───── INFORMATION SUPPLIED ─────
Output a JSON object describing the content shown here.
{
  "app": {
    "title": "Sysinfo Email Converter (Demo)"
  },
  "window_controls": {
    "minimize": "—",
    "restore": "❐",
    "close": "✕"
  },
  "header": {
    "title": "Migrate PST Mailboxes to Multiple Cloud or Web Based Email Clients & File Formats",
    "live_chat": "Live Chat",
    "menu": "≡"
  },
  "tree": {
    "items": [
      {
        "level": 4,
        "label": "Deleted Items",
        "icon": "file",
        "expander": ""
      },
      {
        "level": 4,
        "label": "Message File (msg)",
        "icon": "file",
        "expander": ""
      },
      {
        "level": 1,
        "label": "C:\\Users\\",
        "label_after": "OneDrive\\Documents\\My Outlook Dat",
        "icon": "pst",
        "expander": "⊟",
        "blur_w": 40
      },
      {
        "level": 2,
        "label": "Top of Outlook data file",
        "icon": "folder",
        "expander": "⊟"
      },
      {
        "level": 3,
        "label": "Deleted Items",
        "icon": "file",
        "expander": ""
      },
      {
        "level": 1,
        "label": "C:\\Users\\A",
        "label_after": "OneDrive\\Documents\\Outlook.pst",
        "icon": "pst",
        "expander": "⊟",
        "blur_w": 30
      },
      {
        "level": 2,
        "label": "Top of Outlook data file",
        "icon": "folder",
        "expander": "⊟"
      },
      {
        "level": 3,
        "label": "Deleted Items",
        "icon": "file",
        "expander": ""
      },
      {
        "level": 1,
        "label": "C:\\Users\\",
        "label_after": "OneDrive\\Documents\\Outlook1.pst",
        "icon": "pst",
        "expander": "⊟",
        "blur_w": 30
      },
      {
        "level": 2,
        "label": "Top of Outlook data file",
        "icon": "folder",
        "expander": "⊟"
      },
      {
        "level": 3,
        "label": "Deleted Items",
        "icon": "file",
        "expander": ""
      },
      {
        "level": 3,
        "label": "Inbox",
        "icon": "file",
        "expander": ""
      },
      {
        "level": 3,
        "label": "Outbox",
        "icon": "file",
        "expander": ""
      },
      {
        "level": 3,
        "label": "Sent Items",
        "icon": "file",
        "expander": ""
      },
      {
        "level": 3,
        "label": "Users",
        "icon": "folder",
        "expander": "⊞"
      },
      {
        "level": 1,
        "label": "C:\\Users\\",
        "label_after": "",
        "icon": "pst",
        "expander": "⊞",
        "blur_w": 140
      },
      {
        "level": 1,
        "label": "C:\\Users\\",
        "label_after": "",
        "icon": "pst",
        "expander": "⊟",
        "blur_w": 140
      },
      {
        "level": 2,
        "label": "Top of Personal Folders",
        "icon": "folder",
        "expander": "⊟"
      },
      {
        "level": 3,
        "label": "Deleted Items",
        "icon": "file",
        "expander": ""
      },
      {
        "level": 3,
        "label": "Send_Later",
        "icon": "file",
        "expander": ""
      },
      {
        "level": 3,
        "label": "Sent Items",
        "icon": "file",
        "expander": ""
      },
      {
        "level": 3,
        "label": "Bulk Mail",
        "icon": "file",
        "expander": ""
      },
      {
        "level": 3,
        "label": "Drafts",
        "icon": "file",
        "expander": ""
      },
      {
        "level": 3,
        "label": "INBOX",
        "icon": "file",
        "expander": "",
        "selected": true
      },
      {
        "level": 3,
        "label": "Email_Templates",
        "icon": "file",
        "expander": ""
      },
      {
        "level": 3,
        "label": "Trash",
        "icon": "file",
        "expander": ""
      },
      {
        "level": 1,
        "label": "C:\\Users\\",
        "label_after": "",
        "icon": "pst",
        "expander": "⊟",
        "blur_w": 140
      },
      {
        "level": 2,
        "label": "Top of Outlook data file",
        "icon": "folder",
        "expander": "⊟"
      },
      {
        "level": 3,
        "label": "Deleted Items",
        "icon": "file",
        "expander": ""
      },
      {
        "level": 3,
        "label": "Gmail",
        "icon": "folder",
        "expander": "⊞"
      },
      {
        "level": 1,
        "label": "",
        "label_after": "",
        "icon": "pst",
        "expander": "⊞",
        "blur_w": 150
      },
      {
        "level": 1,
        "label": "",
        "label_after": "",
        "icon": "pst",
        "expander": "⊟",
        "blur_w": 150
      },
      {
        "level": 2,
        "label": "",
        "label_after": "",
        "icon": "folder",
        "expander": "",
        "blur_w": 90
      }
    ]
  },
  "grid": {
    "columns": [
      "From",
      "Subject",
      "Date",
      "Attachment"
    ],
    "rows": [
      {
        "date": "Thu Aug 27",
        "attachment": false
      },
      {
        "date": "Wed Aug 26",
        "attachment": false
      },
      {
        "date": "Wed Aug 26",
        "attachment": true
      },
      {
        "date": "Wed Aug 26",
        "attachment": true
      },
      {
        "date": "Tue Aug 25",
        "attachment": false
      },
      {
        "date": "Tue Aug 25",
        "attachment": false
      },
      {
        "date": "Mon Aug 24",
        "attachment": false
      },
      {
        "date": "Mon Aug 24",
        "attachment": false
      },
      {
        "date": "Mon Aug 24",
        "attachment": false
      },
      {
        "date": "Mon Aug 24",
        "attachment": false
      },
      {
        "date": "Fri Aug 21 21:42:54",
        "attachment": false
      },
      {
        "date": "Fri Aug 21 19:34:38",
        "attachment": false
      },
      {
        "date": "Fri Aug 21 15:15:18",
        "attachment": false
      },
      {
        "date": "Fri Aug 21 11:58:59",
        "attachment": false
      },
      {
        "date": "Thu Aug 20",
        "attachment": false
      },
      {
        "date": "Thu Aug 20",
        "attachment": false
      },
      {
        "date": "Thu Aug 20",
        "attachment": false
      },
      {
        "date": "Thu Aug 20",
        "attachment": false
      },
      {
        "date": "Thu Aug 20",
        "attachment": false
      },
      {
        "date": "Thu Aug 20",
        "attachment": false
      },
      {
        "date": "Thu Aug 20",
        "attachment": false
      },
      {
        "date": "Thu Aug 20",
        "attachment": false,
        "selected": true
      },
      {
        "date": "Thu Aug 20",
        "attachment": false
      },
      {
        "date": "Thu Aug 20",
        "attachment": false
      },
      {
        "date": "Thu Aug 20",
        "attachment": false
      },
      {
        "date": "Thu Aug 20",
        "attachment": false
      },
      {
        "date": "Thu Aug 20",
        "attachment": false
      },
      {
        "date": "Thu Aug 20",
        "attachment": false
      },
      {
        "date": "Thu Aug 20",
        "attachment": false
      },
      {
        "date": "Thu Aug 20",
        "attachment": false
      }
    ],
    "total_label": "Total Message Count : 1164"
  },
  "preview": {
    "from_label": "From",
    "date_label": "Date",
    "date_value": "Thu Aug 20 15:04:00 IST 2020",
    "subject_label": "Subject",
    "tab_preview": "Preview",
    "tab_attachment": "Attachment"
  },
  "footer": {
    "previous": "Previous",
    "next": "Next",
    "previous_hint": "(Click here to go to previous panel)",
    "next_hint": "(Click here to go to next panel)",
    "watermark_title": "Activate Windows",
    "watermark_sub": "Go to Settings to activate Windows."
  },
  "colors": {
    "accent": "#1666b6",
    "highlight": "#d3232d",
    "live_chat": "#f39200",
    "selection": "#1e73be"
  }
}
─────
◆ WHAT YOU ARE ASKED TO DO
The entries above must be returned in full, exactly as shown.

◆ EXERCISE SOLUTION
Output a JSON object describing the content shown here.
{
  "app": {
    "title": "Sysinfo Email Converter (Demo)"
  },
  "window_controls": {
    "minimize": "—",
    "restore": "❐",
    "close": "✕"
  },
  "header": {
    "title": "Migrate PST Mailboxes to Multiple Cloud or Web Based Email Clients & File Formats",
    "live_chat": "Live Chat",
    "menu": "≡"
  },
  "tree": {
    "items": [
      {
        "level": 4,
        "label": "Deleted Items",
        "icon": "file",
        "expander": ""
      },
      {
        "level": 4,
        "label": "Message File (msg)",
        "icon": "file",
        "expander": ""
      },
      {
        "level": 1,
        "label": "C:\\Users\\",
        "label_after": "OneDrive\\Documents\\My Outlook Dat",
        "icon": "pst",
        "expander": "⊟",
        "blur_w": 40
      },
      {
        "level": 2,
        "label": "Top of Outlook data file",
        "icon": "folder",
        "expander": "⊟"
      },
      {
        "level": 3,
        "label": "Deleted Items",
        "icon": "file",
        "expander": ""
      },
      {
        "level": 1,
        "label": "C:\\Users\\A",
        "label_after": "OneDrive\\Documents\\Outlook.pst",
        "icon": "pst",
        "expander": "⊟",
        "blur_w": 30
      },
      {
        "level": 2,
        "label": "Top of Outlook data file",
        "icon": "folder",
        "expander": "⊟"
      },
      {
        "level": 3,
        "label": "Deleted Items",
        "icon": "file",
        "expander": ""
      },
      {
        "level": 1,
        "label": "C:\\Users\\",
        "label_after": "OneDrive\\Documents\\Outlook1.pst",
        "icon": "pst",
        "expander": "⊟",
        "blur_w": 30
      },
      {
        "level": 2,
        "label": "Top of Outlook data file",
        "icon": "folder",
        "expander": "⊟"
      },
      {
        "level": 3,
        "label": "Deleted Items",
        "icon": "file",
        "expander": ""
      },
      {
        "level": 3,
        "label": "Inbox",
        "icon": "file",
        "expander": ""
      },
      {
        "level": 3,
        "label": "Outbox",
        "icon": "file",
        "expander": ""
      },
      {
        "level": 3,
        "label": "Sent Items",
        "icon": "file",
        "expander": ""
      },
      {
        "level": 3,
        "label": "Users",
        "icon": "folder",
        "expander": "⊞"
      },
      {
        "level": 1,
        "label": "C:\\Users\\",
        "label_after": "",
        "icon": "pst",
        "expander": "⊞",
        "blur_w": 140
      },
      {
        "level": 1,
        "label": "C:\\Users\\",
        "label_after": "",
        "icon": "pst",
        "expander": "⊟",
        "blur_w": 140
      },
      {
        "level": 2,
        "label": "Top of Personal Folders",
        "icon": "folder",
        "expander": "⊟"
      },
      {
        "level": 3,
        "label": "Deleted Items",
        "icon": "file",
        "expander": ""
      },
      {
        "level": 3,
        "label": "Send_Later",
        "icon": "file",
        "expander": ""
      },
      {
        "level": 3,
        "label": "Sent Items",
        "icon": "file",
        "expander": ""
      },
      {
        "level": 3,
        "label": "Bulk Mail",
        "icon": "file",
        "expander": ""
      },
      {
        "level": 3,
        "label": "Drafts",
        "icon": "file",
        "expander": ""
      },
      {
        "level": 3,
        "label": "INBOX",
        "icon": "file",
        "expander": "",
        "selected": true
      },
      {
        "level": 3,
        "label": "Email_Templates",
        "icon": "file",
        "expander": ""
      },
      {
        "level": 3,
        "label": "Trash",
        "icon": "file",
        "expander": ""
      },
      {
        "level": 1,
        "label": "C:\\Users\\",
        "label_after": "",
        "icon": "pst",
        "expander": "⊟",
        "blur_w": 140
      },
      {
        "level": 2,
        "label": "Top of Outlook data file",
        "icon": "folder",
        "expander": "⊟"
      },
      {
        "level": 3,
        "label": "Deleted Items",
        "icon": "file",
        "expander": ""
      },
      {
        "level": 3,
        "label": "Gmail",
        "icon": "folder",
        "expander": "⊞"
      },
      {
        "level": 1,
        "label": "",
        "label_after": "",
        "icon": "pst",
        "expander": "⊞",
        "blur_w": 150
      },
      {
        "level": 1,
        "label": "",
        "label_after": "",
        "icon": "pst",
        "expander": "⊟",
        "blur_w": 150
      },
      {
        "level": 2,
        "label": "",
        "label_after": "",
        "icon": "folder",
        "expander": "",
        "blur_w": 90
      }
    ]
  },
  "grid": {
    "columns": [
      "From",
      "Subject",
      "Date",
      "Attachment"
    ],
    "rows": [
      {
        "date": "Thu Aug 27",
        "attachment": false
      },
      {
        "date": "Wed Aug 26",
        "attachment": false
      },
      {
        "date": "Wed Aug 26",
        "attachment": true
      },
      {
        "date": "Wed Aug 26",
        "attachment": true
      },
      {
        "date": "Tue Aug 25",
        "attachment": false
      },
      {
        "date": "Tue Aug 25",
        "attachment": false
      },
      {
        "date": "Mon Aug 24",
        "attachment": false
      },
      {
        "date": "Mon Aug 24",
        "attachment": false
      },
      {
        "date": "Mon Aug 24",
        "attachment": false
      },
      {
        "date": "Mon Aug 24",
        "attachment": false
      },
      {
        "date": "Fri Aug 21 21:42:54",
        "attachment": false
      },
      {
        "date": "Fri Aug 21 19:34:38",
        "attachment": false
      },
      {
        "date": "Fri Aug 21 15:15:18",
        "attachment": false
      },
      {
        "date": "Fri Aug 21 11:58:59",
        "attachment": false
      },
      {
        "date": "Thu Aug 20",
        "attachment": false
      },
      {
        "date": "Thu Aug 20",
        "attachment": false
      },
      {
        "date": "Thu Aug 20",
        "attachment": false
      },
      {
        "date": "Thu Aug 20",
        "attachment": false
      },
      {
        "date": "Thu Aug 20",
        "attachment": false
      },
      {
        "date": "Thu Aug 20",
        "attachment": false
      },
      {
        "date": "Thu Aug 20",
        "attachment": false
      },
      {
        "date": "Thu Aug 20",
        "attachment": false,
        "selected": true
      },
      {
        "date": "Thu Aug 20",
        "attachment": false
      },
      {
        "date": "Thu Aug 20",
        "attachment": false
      },
      {
        "date": "Thu Aug 20",
        "attachment": false
      },
      {
        "date": "Thu Aug 20",
        "attachment": false
      },
      {
        "date": "Thu Aug 20",
        "attachment": false
      },
      {
        "date": "Thu Aug 20",
        "attachment": false
      },
      {
        "date": "Thu Aug 20",
        "attachment": false
      },
      {
        "date": "Thu Aug 20",
        "attachment": false
      }
    ],
    "total_label": "Total Message Count : 1164"
  },
  "preview": {
    "from_label": "From",
    "date_label": "Date",
    "date_value": "Thu Aug 20 15:04:00 IST 2020",
    "subject_label": "Subject",
    "tab_preview": "Preview",
    "tab_attachment": "Attachment"
  },
  "footer": {
    "previous": "Previous",
    "next": "Next",
    "previous_hint": "(Click here to go to previous panel)",
    "next_hint": "(Click here to go to next panel)",
    "watermark_title": "Activate Windows",
    "watermark_sub": "Go to Settings to activate Windows."
  },
  "colors": {
    "accent": "#1666b6",
    "highlight": "#d3232d",
    "live_chat": "#f39200",
    "selection": "#1e73be"
  }
}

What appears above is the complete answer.